------ SUPPLIED DATA
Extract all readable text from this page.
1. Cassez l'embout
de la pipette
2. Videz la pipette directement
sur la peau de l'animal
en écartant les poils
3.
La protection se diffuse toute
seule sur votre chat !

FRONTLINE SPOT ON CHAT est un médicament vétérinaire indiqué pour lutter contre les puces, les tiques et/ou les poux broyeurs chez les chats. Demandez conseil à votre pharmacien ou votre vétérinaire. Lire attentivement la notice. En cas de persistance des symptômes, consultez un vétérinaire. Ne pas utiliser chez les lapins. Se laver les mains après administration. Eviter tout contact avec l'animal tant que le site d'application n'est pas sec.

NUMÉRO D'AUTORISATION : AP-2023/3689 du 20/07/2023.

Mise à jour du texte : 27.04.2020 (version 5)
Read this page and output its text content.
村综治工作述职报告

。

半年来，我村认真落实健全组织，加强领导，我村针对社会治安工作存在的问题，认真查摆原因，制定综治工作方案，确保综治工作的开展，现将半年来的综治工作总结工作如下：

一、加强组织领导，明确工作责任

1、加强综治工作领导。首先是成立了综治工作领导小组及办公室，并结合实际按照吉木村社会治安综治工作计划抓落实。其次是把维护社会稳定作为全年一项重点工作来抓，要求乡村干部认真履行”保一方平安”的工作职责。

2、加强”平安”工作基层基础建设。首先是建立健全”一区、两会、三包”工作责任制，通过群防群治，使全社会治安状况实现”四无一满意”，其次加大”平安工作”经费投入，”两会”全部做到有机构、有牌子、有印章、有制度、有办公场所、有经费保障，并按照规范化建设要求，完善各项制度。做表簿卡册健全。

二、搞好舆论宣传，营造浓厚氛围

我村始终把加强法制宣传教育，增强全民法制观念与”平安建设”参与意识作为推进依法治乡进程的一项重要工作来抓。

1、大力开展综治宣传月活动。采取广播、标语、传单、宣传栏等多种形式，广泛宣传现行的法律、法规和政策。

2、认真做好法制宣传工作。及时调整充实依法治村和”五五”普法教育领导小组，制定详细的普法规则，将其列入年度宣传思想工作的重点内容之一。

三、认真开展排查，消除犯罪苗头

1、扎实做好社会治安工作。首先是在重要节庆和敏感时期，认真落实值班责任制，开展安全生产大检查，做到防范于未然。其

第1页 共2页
------------
*WHAT THE TASK REQUIRES:*
Nothing but the lines from the one with "Read this page and output its text content." through the last line should be repeated, each exactly as it stands.

*OUTPUT OF THE EXERCISE:*
Read this page and output its text content.
村综治工作述职报告

。

半年来，我村认真落实健全组织，加强领导，我村针对社会治安工作存在的问题，认真查摆原因，制定综治工作方案，确保综治工作的开展，现将半年来的综治工作总结工作如下：

一、加强组织领导，明确工作责任

1、加强综治工作领导。首先是成立了综治工作领导小组及办公室，并结合实际按照吉木村社会治安综治工作计划抓落实。其次是把维护社会稳定作为全年一项重点工作来抓，要求乡村干部认真履行”保一方平安”的工作职责。

2、加强”平安”工作基层基础建设。首先是建立健全”一区、两会、三包”工作责任制，通过群防群治，使全社会治安状况实现”四无一满意”，其次加大”平安工作”经费投入，”两会”全部做到有机构、有牌子、有印章、有制度、有办公场所、有经费保障，并按照规范化建设要求，完善各项制度。做表簿卡册健全。

二、搞好舆论宣传，营造浓厚氛围

我村始终把加强法制宣传教育，增强全民法制观念与”平安建设”参与意识作为推进依法治乡进程的一项重要工作来抓。

1、大力开展综治宣传月活动。采取广播、标语、传单、宣传栏等多种形式，广泛宣传现行的法律、法规和政策。

2、认真做好法制宣传工作。及时调整充实依法治村和”五五”普法教育领导小组，制定详细的普法规则，将其列入年度宣传思想工作的重点内容之一。

三、认真开展排查，消除犯罪苗头

1、扎实做好社会治安工作。首先是在重要节庆和敏感时期，认真落实值班责任制，开展安全生产大检查，做到防范于未然。其

第1页 共2页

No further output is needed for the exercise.